====== Task input

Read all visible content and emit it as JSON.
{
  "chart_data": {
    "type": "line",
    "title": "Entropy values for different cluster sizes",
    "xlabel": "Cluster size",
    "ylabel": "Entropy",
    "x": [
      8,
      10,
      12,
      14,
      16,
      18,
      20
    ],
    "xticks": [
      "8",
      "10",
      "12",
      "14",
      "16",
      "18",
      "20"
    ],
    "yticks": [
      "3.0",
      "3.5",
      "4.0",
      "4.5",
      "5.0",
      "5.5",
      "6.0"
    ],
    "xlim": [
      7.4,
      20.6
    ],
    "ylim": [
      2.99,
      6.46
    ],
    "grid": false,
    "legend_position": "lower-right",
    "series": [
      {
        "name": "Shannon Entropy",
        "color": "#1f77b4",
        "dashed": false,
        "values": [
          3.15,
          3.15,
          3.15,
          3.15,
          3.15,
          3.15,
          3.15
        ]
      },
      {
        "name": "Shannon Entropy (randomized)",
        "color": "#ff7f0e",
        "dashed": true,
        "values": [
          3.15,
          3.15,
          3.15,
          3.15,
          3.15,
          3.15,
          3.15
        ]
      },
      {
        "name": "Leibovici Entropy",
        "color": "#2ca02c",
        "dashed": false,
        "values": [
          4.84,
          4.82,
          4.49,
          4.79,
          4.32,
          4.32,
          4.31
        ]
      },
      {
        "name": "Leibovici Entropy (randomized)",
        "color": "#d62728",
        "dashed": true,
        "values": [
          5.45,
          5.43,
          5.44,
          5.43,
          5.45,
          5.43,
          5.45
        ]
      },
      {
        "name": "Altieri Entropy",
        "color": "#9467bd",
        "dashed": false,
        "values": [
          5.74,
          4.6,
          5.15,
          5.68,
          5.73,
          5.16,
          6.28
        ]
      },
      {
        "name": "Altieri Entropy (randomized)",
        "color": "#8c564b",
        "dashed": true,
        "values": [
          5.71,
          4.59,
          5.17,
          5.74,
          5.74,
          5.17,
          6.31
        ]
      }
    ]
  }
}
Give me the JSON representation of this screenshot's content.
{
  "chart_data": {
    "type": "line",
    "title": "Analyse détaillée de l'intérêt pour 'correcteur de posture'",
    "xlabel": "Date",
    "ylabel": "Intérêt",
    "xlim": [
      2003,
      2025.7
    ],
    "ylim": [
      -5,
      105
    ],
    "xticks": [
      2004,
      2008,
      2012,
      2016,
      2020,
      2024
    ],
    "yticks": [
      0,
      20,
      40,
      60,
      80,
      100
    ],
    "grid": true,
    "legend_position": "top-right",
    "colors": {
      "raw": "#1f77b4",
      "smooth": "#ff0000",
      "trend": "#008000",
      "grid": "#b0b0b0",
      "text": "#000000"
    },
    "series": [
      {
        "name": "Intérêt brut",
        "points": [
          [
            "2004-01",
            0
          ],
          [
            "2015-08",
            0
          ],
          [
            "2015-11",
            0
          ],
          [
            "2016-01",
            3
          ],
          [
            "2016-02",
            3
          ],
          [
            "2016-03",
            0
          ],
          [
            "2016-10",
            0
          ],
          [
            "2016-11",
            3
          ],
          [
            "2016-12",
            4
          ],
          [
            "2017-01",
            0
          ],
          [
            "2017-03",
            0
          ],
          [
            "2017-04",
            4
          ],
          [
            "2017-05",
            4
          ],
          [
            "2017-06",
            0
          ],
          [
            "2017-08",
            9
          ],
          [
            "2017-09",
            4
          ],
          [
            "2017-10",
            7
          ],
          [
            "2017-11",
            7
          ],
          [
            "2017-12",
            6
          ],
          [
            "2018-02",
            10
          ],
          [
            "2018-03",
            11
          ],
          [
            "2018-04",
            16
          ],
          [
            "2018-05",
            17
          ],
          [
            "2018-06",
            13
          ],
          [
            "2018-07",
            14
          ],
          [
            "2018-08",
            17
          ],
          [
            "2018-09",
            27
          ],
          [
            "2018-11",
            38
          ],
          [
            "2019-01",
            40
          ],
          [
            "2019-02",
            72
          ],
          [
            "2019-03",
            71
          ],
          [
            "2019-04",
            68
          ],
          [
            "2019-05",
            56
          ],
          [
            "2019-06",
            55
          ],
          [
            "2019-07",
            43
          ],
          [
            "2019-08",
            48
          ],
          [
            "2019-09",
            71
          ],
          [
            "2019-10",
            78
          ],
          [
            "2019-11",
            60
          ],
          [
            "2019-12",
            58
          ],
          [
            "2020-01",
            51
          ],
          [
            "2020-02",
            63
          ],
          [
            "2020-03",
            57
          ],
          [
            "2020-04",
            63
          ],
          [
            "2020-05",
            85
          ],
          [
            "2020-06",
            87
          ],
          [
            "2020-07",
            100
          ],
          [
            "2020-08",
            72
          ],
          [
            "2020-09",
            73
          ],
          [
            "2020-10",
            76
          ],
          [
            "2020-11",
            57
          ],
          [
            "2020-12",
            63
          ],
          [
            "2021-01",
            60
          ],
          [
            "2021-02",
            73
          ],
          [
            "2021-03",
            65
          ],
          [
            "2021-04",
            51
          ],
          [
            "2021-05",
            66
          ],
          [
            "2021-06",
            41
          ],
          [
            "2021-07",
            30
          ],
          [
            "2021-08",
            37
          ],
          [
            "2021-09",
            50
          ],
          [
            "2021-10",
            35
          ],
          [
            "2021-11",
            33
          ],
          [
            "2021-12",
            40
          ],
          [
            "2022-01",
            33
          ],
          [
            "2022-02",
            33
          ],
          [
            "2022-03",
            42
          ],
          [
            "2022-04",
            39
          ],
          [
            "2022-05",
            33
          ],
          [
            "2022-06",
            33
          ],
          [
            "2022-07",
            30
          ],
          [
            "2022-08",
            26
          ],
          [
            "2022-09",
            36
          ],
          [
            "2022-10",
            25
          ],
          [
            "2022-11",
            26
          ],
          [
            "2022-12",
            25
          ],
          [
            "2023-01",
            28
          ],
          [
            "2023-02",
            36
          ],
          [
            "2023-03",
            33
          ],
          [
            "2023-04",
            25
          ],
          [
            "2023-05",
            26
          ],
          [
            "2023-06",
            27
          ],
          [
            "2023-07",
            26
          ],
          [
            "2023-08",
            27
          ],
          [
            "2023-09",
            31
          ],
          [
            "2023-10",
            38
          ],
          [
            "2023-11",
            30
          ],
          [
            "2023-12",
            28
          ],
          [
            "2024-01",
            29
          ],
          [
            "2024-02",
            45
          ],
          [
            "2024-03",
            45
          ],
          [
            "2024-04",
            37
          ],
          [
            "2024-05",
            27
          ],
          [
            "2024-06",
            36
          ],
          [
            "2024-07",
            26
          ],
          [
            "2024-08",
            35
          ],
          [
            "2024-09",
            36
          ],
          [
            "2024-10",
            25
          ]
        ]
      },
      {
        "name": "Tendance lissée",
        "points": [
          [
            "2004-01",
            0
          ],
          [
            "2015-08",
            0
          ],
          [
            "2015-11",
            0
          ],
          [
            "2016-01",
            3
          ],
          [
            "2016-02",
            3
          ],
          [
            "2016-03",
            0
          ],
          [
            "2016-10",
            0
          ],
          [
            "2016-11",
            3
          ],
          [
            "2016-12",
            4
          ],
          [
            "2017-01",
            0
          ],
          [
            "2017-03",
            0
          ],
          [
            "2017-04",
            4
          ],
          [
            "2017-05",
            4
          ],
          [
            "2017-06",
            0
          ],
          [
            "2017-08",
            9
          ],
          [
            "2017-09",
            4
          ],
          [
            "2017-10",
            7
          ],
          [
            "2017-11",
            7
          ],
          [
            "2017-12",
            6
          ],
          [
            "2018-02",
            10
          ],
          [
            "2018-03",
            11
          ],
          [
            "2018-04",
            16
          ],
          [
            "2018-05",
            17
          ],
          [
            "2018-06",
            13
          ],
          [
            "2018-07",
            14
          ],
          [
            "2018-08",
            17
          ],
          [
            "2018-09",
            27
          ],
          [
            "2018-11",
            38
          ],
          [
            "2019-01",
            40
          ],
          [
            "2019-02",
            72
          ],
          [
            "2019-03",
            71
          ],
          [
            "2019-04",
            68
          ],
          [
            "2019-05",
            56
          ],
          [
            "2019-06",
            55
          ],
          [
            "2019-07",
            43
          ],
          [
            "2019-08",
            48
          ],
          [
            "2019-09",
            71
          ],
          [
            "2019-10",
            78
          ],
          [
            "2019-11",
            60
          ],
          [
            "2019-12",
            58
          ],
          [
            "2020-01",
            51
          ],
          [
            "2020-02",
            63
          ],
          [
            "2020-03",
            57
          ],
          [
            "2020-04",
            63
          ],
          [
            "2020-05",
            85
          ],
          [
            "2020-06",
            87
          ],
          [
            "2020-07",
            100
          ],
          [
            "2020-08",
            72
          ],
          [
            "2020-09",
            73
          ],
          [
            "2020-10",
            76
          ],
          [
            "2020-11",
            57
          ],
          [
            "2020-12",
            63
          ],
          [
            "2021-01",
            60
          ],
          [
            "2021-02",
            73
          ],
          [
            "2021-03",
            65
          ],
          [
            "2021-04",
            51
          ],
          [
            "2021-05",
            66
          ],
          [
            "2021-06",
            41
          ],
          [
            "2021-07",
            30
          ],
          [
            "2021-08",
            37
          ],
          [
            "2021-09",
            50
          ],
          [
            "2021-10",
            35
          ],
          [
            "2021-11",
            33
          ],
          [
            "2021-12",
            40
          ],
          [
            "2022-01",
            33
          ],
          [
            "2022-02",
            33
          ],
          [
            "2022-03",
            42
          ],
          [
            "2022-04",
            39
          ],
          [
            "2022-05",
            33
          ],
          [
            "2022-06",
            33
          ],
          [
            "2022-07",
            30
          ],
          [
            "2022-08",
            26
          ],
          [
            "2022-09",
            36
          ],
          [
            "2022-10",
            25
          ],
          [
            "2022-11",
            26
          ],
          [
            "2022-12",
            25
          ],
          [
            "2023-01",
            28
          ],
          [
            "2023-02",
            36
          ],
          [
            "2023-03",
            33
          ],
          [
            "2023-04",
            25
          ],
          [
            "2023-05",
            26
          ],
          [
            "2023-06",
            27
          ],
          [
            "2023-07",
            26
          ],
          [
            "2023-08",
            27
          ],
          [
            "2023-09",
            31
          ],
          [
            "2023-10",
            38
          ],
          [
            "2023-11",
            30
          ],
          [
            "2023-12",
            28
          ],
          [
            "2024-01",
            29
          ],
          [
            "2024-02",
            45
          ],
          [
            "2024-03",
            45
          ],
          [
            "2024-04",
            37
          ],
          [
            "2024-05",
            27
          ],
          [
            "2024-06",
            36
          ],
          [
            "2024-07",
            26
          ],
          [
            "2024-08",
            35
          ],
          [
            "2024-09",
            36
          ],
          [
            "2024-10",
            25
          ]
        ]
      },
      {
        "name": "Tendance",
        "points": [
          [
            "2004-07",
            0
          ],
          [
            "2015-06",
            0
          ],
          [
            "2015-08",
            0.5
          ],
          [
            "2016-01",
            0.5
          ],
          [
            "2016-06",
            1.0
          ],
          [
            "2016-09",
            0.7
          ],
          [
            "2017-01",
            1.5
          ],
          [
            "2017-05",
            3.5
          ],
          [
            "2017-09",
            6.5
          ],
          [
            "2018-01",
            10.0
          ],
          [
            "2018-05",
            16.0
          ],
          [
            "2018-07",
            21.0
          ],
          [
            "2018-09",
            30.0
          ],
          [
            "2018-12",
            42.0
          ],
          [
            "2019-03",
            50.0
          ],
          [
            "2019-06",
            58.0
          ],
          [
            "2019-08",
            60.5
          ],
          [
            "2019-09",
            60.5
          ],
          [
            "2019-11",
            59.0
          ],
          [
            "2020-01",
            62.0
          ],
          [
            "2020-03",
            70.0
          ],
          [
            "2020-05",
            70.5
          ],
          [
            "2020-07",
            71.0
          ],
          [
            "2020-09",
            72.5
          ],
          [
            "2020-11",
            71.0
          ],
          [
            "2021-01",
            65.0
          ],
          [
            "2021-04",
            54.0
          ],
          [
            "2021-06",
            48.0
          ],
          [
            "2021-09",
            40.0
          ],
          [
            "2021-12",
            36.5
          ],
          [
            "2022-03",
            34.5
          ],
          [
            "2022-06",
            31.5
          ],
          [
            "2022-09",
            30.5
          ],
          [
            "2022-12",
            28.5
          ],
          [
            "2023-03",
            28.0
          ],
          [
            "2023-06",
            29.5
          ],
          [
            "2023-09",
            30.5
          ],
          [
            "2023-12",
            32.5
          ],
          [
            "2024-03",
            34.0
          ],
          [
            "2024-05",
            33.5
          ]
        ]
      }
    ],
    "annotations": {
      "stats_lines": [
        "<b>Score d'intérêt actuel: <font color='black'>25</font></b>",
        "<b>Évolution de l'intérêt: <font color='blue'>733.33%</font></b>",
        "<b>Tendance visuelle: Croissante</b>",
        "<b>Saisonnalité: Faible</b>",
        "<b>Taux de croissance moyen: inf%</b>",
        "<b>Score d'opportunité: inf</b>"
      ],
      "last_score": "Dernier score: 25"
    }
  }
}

============

### Exercise objective
Indicate how many lines of the material include the word "Shannon"; the number alone is required.

### Completed task
2